**GIVEN PROBLEM**
Only the number is wanted: tally the lines below that contain the word "height".

**SOURCE RECORDS**
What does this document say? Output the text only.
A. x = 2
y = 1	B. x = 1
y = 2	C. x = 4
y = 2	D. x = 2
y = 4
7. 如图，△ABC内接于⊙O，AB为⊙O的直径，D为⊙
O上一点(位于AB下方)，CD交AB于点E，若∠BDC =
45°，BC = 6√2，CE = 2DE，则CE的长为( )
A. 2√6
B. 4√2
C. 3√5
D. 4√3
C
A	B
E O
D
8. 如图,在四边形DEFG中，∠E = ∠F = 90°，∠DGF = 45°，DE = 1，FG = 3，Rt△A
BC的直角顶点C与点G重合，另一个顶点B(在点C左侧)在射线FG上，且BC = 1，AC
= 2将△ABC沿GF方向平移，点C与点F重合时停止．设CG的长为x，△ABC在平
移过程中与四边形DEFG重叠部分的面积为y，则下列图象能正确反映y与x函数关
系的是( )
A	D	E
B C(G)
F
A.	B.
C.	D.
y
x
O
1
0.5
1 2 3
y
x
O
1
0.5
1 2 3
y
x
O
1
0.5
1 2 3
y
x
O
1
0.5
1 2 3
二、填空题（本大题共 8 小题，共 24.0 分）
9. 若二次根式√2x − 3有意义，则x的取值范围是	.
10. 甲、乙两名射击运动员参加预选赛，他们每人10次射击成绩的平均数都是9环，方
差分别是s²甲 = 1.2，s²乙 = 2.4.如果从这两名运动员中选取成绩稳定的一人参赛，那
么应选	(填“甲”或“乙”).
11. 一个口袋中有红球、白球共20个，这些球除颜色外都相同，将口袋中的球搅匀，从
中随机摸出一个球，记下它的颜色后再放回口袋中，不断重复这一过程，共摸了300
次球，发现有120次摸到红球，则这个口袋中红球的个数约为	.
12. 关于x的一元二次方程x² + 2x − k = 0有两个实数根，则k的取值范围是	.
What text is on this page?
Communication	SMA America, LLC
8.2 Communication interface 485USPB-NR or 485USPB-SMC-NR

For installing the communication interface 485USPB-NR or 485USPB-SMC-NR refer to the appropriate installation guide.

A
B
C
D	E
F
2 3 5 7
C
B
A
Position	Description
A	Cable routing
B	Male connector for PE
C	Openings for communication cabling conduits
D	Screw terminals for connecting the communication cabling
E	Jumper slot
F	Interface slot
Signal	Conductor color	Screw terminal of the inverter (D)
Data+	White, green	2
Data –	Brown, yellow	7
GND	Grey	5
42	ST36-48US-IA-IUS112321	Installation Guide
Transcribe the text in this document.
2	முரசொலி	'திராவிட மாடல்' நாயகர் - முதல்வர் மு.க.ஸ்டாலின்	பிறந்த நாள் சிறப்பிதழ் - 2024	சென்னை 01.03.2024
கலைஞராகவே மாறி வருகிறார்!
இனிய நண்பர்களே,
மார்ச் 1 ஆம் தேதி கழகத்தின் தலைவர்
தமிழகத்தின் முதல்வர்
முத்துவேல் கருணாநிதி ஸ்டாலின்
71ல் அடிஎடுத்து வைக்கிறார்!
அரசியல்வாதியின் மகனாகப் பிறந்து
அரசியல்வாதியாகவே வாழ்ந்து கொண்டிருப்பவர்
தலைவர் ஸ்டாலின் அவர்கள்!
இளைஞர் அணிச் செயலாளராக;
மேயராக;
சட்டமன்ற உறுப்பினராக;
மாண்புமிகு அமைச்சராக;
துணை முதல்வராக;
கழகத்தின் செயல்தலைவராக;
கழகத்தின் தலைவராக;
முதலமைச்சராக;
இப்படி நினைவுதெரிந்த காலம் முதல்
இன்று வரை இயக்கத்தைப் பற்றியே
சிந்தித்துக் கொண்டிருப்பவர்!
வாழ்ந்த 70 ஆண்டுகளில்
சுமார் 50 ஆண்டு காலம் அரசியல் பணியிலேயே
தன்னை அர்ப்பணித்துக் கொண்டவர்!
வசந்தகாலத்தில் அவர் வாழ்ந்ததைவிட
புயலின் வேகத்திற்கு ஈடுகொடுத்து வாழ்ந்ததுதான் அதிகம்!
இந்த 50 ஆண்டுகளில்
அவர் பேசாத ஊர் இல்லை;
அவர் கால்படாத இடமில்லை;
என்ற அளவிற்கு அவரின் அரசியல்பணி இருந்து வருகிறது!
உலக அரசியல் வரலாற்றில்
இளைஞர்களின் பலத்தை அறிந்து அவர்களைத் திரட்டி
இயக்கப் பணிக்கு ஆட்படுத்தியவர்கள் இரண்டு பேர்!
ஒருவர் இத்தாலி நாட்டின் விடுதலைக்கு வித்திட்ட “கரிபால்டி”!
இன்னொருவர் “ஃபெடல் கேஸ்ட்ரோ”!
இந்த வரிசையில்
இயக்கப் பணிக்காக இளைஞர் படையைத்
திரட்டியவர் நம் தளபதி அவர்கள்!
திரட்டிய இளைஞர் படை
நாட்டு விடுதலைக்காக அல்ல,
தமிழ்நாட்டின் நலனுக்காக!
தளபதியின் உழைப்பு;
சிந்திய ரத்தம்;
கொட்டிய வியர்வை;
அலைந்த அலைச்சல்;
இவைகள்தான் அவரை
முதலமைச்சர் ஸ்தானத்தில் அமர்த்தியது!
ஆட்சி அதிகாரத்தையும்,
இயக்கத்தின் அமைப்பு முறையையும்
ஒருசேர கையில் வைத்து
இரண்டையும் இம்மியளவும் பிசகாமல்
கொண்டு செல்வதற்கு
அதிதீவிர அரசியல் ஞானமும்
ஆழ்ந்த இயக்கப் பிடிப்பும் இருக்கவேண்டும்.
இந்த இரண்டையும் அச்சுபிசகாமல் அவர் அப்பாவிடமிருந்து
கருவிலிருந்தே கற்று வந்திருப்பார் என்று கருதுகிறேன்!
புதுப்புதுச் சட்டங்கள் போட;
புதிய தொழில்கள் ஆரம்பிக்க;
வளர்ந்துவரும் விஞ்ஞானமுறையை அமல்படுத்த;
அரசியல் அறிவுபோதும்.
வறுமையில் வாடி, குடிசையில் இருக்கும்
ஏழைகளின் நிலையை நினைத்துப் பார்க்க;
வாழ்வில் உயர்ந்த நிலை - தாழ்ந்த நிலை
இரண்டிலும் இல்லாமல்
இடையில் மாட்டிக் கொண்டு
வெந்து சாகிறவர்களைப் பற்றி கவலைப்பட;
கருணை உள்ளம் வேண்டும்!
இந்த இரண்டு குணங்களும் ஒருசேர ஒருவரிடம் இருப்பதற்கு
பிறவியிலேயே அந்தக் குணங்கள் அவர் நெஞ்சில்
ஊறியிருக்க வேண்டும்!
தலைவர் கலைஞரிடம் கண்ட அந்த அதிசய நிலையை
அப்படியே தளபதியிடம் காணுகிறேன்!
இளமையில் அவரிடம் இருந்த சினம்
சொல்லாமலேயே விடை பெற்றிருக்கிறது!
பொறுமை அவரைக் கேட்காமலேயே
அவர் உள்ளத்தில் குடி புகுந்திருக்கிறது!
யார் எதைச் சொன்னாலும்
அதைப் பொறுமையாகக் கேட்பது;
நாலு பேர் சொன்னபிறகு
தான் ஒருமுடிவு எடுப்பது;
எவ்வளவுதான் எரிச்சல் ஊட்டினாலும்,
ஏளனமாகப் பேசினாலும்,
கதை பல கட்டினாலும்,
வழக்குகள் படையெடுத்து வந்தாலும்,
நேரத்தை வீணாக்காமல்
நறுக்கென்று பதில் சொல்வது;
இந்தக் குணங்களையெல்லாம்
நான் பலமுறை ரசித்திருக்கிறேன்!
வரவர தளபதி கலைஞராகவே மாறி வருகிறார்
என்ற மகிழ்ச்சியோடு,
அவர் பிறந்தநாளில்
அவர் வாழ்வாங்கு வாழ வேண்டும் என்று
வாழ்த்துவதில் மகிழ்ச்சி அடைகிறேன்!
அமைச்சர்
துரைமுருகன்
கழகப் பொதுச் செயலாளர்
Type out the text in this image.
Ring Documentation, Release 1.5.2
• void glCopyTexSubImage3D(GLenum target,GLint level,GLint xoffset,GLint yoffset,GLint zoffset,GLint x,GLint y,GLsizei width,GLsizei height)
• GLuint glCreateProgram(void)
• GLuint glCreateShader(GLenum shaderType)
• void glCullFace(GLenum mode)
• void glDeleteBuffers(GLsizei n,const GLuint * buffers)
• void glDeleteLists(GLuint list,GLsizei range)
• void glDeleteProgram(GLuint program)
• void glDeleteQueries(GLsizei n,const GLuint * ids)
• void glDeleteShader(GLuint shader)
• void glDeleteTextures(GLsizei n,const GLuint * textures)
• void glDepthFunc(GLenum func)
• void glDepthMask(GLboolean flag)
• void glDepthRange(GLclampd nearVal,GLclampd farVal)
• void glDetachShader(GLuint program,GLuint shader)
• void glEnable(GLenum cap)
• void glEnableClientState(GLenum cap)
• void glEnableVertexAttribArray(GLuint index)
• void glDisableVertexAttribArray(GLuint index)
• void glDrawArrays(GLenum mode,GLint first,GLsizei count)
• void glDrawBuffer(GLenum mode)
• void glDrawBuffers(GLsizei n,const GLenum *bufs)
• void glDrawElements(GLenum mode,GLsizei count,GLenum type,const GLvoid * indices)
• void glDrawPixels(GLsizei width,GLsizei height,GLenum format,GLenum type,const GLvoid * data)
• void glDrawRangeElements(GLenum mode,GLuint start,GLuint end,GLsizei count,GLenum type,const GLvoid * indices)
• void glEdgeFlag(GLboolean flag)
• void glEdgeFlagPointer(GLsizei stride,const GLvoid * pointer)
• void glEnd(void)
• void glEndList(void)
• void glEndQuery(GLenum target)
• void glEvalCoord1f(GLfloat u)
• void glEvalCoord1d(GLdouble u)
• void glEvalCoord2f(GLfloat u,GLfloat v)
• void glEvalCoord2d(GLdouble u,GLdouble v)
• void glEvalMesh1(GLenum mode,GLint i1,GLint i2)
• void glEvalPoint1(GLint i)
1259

**FULL OUTPUT**
2